--- START DATA ROWS ---

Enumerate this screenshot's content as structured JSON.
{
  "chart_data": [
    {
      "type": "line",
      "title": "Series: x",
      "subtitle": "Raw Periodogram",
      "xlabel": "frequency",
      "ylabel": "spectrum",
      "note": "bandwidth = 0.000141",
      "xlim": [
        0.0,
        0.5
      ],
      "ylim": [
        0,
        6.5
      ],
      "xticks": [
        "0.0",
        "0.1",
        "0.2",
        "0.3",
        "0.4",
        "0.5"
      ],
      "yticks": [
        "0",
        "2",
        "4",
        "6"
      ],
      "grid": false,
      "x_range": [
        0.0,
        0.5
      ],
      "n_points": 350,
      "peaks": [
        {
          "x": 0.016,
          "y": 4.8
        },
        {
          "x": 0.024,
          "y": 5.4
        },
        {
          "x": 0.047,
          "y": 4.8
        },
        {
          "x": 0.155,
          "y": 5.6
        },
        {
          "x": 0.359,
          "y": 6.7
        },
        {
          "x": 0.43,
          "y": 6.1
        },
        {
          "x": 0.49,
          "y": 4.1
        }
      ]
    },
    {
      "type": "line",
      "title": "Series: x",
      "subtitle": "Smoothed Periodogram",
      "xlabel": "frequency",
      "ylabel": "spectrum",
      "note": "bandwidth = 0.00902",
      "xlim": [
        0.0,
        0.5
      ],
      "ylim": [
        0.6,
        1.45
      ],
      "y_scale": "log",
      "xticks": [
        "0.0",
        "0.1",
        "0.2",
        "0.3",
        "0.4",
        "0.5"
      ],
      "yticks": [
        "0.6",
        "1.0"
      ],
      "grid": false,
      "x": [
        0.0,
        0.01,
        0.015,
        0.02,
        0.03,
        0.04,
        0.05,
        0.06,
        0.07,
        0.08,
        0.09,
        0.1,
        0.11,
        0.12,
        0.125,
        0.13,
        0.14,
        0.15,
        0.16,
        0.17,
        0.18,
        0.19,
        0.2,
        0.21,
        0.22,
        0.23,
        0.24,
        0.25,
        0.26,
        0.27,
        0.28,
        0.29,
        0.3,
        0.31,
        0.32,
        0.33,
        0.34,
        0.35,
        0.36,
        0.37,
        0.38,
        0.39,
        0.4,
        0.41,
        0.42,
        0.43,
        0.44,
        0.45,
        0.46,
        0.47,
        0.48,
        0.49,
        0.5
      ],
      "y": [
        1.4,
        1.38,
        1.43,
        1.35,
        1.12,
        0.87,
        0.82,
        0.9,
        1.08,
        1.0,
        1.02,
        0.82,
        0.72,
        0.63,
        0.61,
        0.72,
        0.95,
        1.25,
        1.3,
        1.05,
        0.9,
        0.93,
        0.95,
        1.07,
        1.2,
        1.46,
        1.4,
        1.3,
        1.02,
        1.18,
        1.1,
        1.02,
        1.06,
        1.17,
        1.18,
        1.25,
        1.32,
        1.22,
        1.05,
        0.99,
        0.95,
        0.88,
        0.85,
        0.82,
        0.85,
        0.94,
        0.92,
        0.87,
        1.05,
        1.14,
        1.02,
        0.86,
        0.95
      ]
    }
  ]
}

--- END DATA ROWS ---

YOUR OBJECTIVE:
List each line of the entries that holds the string "Periodogram".

EXERCISE OUTPUT:
      "subtitle": "Raw Periodogram",
      "subtitle": "Smoothed Periodogram",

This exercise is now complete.